• _Directive_:
Without the images, write out the whole listing exactly.
═══ Material to process ═══
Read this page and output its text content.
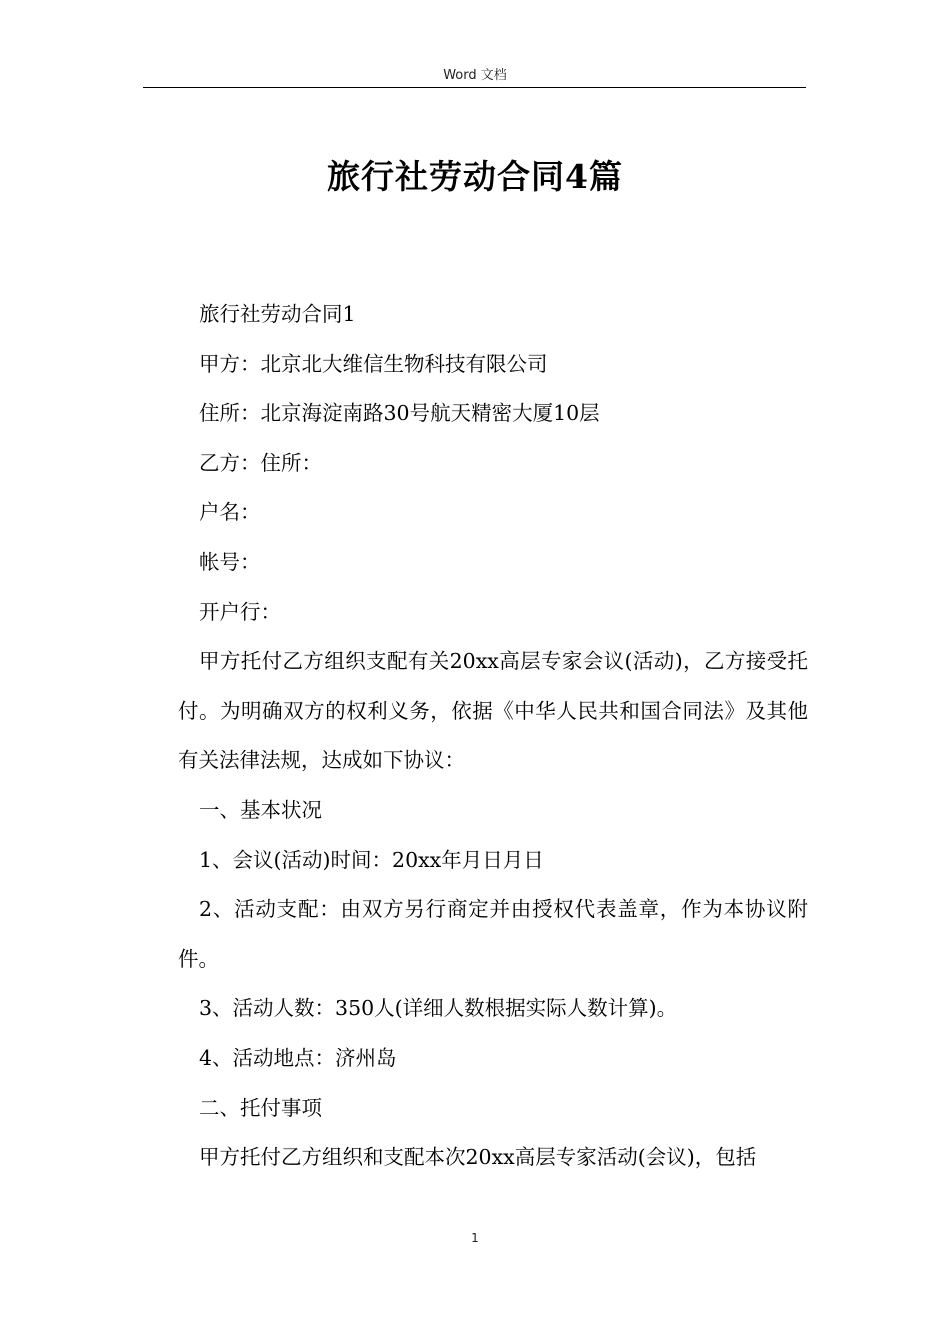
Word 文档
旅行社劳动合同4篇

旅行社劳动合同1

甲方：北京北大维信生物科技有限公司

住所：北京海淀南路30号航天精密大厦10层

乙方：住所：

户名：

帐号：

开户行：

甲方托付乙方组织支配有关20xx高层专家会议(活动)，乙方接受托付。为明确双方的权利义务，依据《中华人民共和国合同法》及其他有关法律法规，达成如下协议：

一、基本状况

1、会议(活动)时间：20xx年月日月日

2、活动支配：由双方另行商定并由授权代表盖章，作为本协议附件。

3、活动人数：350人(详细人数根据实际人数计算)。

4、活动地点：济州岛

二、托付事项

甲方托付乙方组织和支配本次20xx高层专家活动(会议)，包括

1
═══
• _Output of the exercise_:
Read this page and output its text content.
Word 文档
旅行社劳动合同4篇

旅行社劳动合同1

甲方：北京北大维信生物科技有限公司

住所：北京海淀南路30号航天精密大厦10层

乙方：住所：

户名：

帐号：

开户行：

甲方托付乙方组织支配有关20xx高层专家会议(活动)，乙方接受托付。为明确双方的权利义务，依据《中华人民共和国合同法》及其他有关法律法规，达成如下协议：

一、基本状况

1、会议(活动)时间：20xx年月日月日

2、活动支配：由双方另行商定并由授权代表盖章，作为本协议附件。

3、活动人数：350人(详细人数根据实际人数计算)。

4、活动地点：济州岛

二、托付事项

甲方托付乙方组织和支配本次20xx高层专家活动(会议)，包括

1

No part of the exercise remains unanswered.